CHALLENGE ▸
Copy verbatim the span of lines beginning at the line that contains "Decode this image" and ending with the final line of the data. Exclude pictures from the copy.

DATASET ENTRIES ▸
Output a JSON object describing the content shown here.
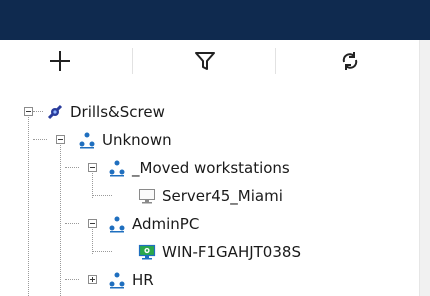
{
  "toolbar": {
    "add": "plus-icon",
    "filter": "filter-icon",
    "refresh": "refresh-icon"
  },
  "tree": {
    "root": {
      "label": "Drills&Screw",
      "icon": "network-icon"
    },
    "unknown": {
      "label": "Unknown",
      "icon": "group-icon"
    },
    "moved": {
      "label": "_Moved workstations",
      "icon": "group-icon"
    },
    "server": {
      "label": "Server45_Miami",
      "icon": "computer-offline-icon"
    },
    "adminpc": {
      "label": "AdminPC",
      "icon": "group-icon"
    },
    "win": {
      "label": "WIN-F1GAHJT038S",
      "icon": "computer-online-icon"
    },
    "hr": {
      "label": "HR",
      "icon": "group-icon"
    }
  },
  "colors": {
    "header": "#0f2a4f",
    "group_icon": "#1f6fbf",
    "online": "#2aa84a"
  }
}
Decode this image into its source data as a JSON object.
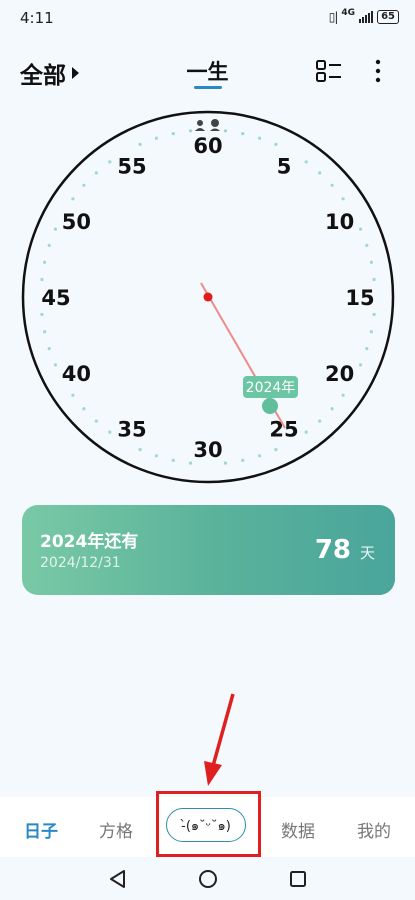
{
  "status_bar": {
    "time": "4:11",
    "network": "4G",
    "battery": "65"
  },
  "header": {
    "filter_label": "全部",
    "view_title": "一生"
  },
  "clock": {
    "numbers": [
      "60",
      "5",
      "10",
      "15",
      "20",
      "25",
      "30",
      "35",
      "40",
      "45",
      "50",
      "55"
    ],
    "year_label": "2024年"
  },
  "countdown": {
    "title": "2024年还有",
    "date": "2024/12/31",
    "days": "78",
    "unit": "天"
  },
  "tabs": [
    {
      "label": "日子",
      "active": true
    },
    {
      "label": "方格"
    },
    {
      "label": "-̀(๑˘ᵕ˘๑)"
    },
    {
      "label": "数据"
    },
    {
      "label": "我的"
    }
  ],
  "colors": {
    "accent": "#2a88c7",
    "card_green": "#5bb39b",
    "highlight_red": "#e02020",
    "hand_red": "#f08a8a"
  }
}
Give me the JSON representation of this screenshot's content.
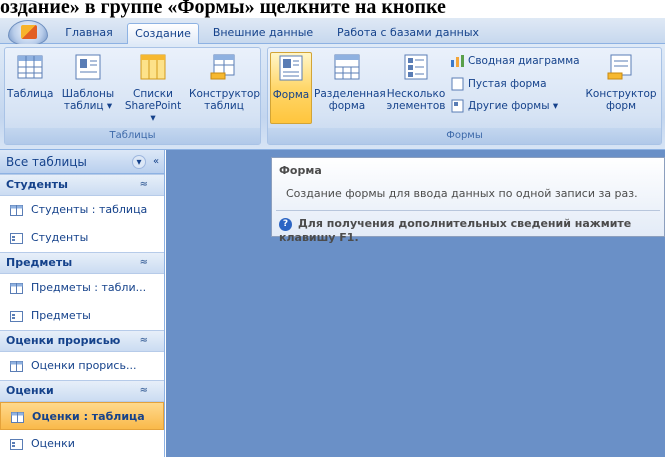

FULL OUTPUT ▸
Decode this image into its source data as a JSON object.
{
  "status_bar": {
    "time": "4:11",
    "network": "4G",
    "battery": "65"
  },
  "header": {
    "filter_label": "全部",
    "view_title": "一生"
  },
  "clock": {
    "numbers": [
      "60",
      "5",
      "10",
      "15",
      "20",
      "25",
      "30",
      "35",
      "40",
      "45",
      "50",
      "55"
    ],
    "year_label": "2024年"
  },
  "countdown": {
    "title": "2024年还有",
    "date": "2024/12/31",
    "days": "78",
    "unit": "天"
  },
  "tabs": [
    {
      "label": "日子",
      "active": true
    },
    {
      "label": "方格"
    },
    {
      "label": "-̀(๑˘ᵕ˘๑)"
    },
    {
      "label": "数据"
    },
    {
      "label": "我的"
    }
  ],
  "colors": {
    "accent": "#2a88c7",
    "card_green": "#5bb39b",
    "highlight_red": "#e02020",
    "hand_red": "#f08a8a"
  }
}
Give me the JSON representation of this screenshot's content.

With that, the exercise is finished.